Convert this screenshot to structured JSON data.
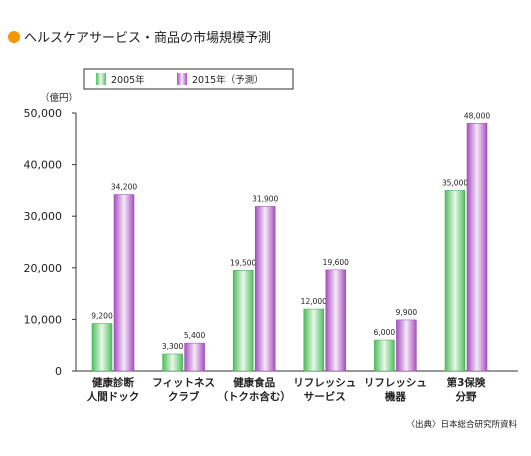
{
  "title": "ヘルスケアサービス・商品の市場規模予測",
  "source": "〈出典〉日本総合研究所資料",
  "chart_data": {
    "type": "bar",
    "title": "ヘルスケアサービス・商品の市場規模予測",
    "ylabel": "（億円）",
    "xlabel": "",
    "ylim": [
      0,
      50000
    ],
    "yticks": [
      "0",
      "10,000",
      "20,000",
      "30,000",
      "40,000",
      "50,000"
    ],
    "legend_position": "top-left",
    "grid": false,
    "categories": [
      [
        "健康診断",
        "人間ドック"
      ],
      [
        "フィットネス",
        "クラブ"
      ],
      [
        "健康食品",
        "（トクホ含む）"
      ],
      [
        "リフレッシュ",
        "サービス"
      ],
      [
        "リフレッシュ",
        "機器"
      ],
      [
        "第3保険",
        "分野"
      ]
    ],
    "series": [
      {
        "name": "2005年",
        "color": "#5cc86a",
        "values": [
          9200,
          3300,
          19500,
          12000,
          6000,
          35000
        ],
        "labels": [
          "9,200",
          "3,300",
          "19,500",
          "12,000",
          "6,000",
          "35,000"
        ]
      },
      {
        "name": "2015年（予測）",
        "color": "#b463c8",
        "values": [
          34200,
          5400,
          31900,
          19600,
          9900,
          48000
        ],
        "labels": [
          "34,200",
          "5,400",
          "31,900",
          "19,600",
          "9,900",
          "48,000"
        ]
      }
    ]
  }
}
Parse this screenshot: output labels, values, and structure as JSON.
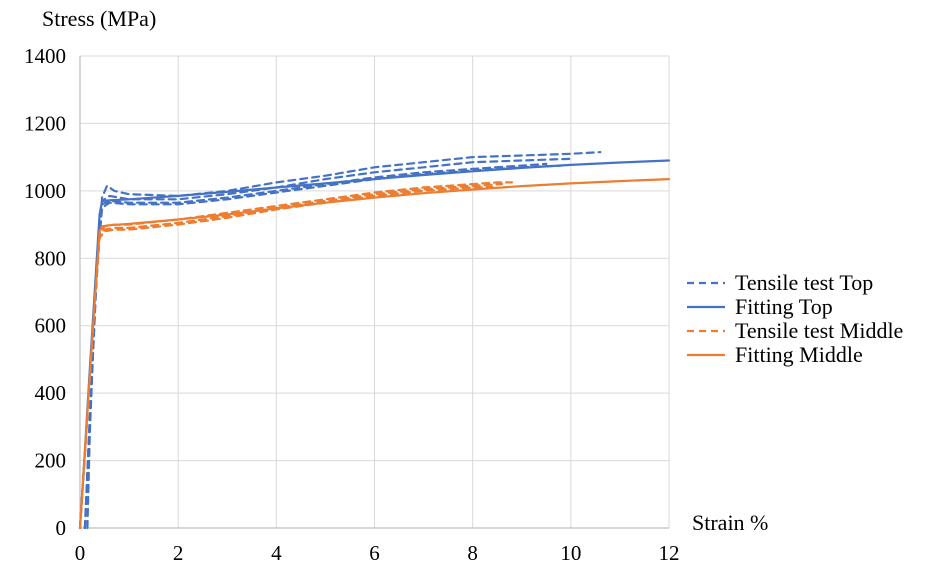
{
  "chart_data": {
    "type": "line",
    "title": "",
    "ylabel": "Stress (MPa)",
    "xlabel": "Strain %",
    "xlim": [
      0,
      12
    ],
    "ylim": [
      0,
      1400
    ],
    "x_ticks": [
      "0",
      "2",
      "4",
      "6",
      "8",
      "10",
      "12"
    ],
    "y_ticks": [
      "0",
      "200",
      "400",
      "600",
      "800",
      "1000",
      "1200",
      "1400"
    ],
    "grid": true,
    "legend_position": "right",
    "colors": {
      "top": "#4472c4",
      "middle": "#ed7d31",
      "grid": "#d9d9d9"
    },
    "series": [
      {
        "name": "Tensile test Top",
        "style": "dashed",
        "color": "#4472c4",
        "curves": [
          {
            "x": [
              0.15,
              0.2,
              0.3,
              0.45,
              0.55,
              0.7,
              1,
              2,
              3,
              4,
              5,
              6,
              7,
              8,
              9,
              10,
              10.6
            ],
            "y": [
              0,
              280,
              650,
              980,
              1015,
              1000,
              990,
              985,
              1000,
              1025,
              1045,
              1070,
              1085,
              1100,
              1105,
              1110,
              1115
            ]
          },
          {
            "x": [
              0.1,
              0.2,
              0.35,
              0.45,
              0.6,
              1,
              2,
              3,
              4,
              5,
              6,
              7,
              8,
              9,
              10
            ],
            "y": [
              0,
              300,
              800,
              970,
              985,
              975,
              975,
              990,
              1010,
              1035,
              1055,
              1070,
              1085,
              1090,
              1095
            ]
          },
          {
            "x": [
              0.1,
              0.2,
              0.35,
              0.45,
              0.6,
              1,
              2,
              3,
              4,
              5,
              6,
              7,
              8,
              9,
              9.5
            ],
            "y": [
              0,
              330,
              800,
              960,
              970,
              965,
              965,
              980,
              1000,
              1020,
              1040,
              1055,
              1065,
              1075,
              1080
            ]
          },
          {
            "x": [
              0.1,
              0.2,
              0.35,
              0.45,
              0.6,
              1,
              2,
              3,
              4,
              5,
              6,
              7,
              8,
              9,
              9.8
            ],
            "y": [
              0,
              320,
              780,
              950,
              965,
              960,
              960,
              975,
              995,
              1015,
              1035,
              1050,
              1060,
              1070,
              1075
            ]
          }
        ]
      },
      {
        "name": "Fitting Top",
        "style": "solid",
        "color": "#4472c4",
        "x": [
          0,
          0.1,
          0.2,
          0.3,
          0.4,
          0.45,
          0.6,
          1,
          2,
          3,
          4,
          5,
          6,
          7,
          8,
          9,
          10,
          11,
          12
        ],
        "y": [
          0,
          230,
          470,
          700,
          930,
          970,
          972,
          975,
          985,
          997,
          1010,
          1022,
          1035,
          1047,
          1058,
          1068,
          1077,
          1084,
          1090
        ]
      },
      {
        "name": "Tensile test Middle",
        "style": "dashed",
        "color": "#ed7d31",
        "curves": [
          {
            "x": [
              0,
              0.1,
              0.2,
              0.3,
              0.4,
              0.5,
              0.7,
              1,
              2,
              3,
              4,
              5,
              6,
              7,
              8,
              8.5,
              8.8
            ],
            "y": [
              0,
              220,
              450,
              680,
              870,
              895,
              900,
              900,
              915,
              935,
              955,
              975,
              995,
              1010,
              1020,
              1025,
              1025
            ]
          },
          {
            "x": [
              0,
              0.1,
              0.2,
              0.3,
              0.4,
              0.5,
              0.7,
              1,
              2,
              3,
              4,
              5,
              6,
              7,
              8,
              8.6
            ],
            "y": [
              0,
              220,
              450,
              680,
              870,
              885,
              890,
              890,
              905,
              925,
              950,
              970,
              990,
              1005,
              1015,
              1020
            ]
          },
          {
            "x": [
              0,
              0.1,
              0.2,
              0.3,
              0.4,
              0.5,
              0.7,
              1,
              2,
              3,
              4,
              5,
              6,
              7,
              8,
              8.4
            ],
            "y": [
              0,
              220,
              450,
              680,
              860,
              880,
              885,
              885,
              900,
              920,
              945,
              965,
              985,
              1000,
              1010,
              1012
            ]
          }
        ]
      },
      {
        "name": "Fitting Middle",
        "style": "solid",
        "color": "#ed7d31",
        "x": [
          0,
          0.1,
          0.2,
          0.3,
          0.4,
          0.45,
          0.6,
          1,
          2,
          3,
          4,
          5,
          6,
          7,
          8,
          9,
          10,
          11,
          12
        ],
        "y": [
          0,
          225,
          450,
          670,
          880,
          895,
          898,
          902,
          915,
          930,
          948,
          965,
          980,
          993,
          1004,
          1014,
          1022,
          1029,
          1035
        ]
      }
    ]
  }
}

## Exercise directions
Find the lines containing "name" and pull them out.

## Solution below
        "name": "2005年",
        "name": "2015年（予測）",
        "name": "Tensile test Top",
        "name": "Fitting Top",
        "name": "Tensile test Middle",
        "name": "Fitting Middle",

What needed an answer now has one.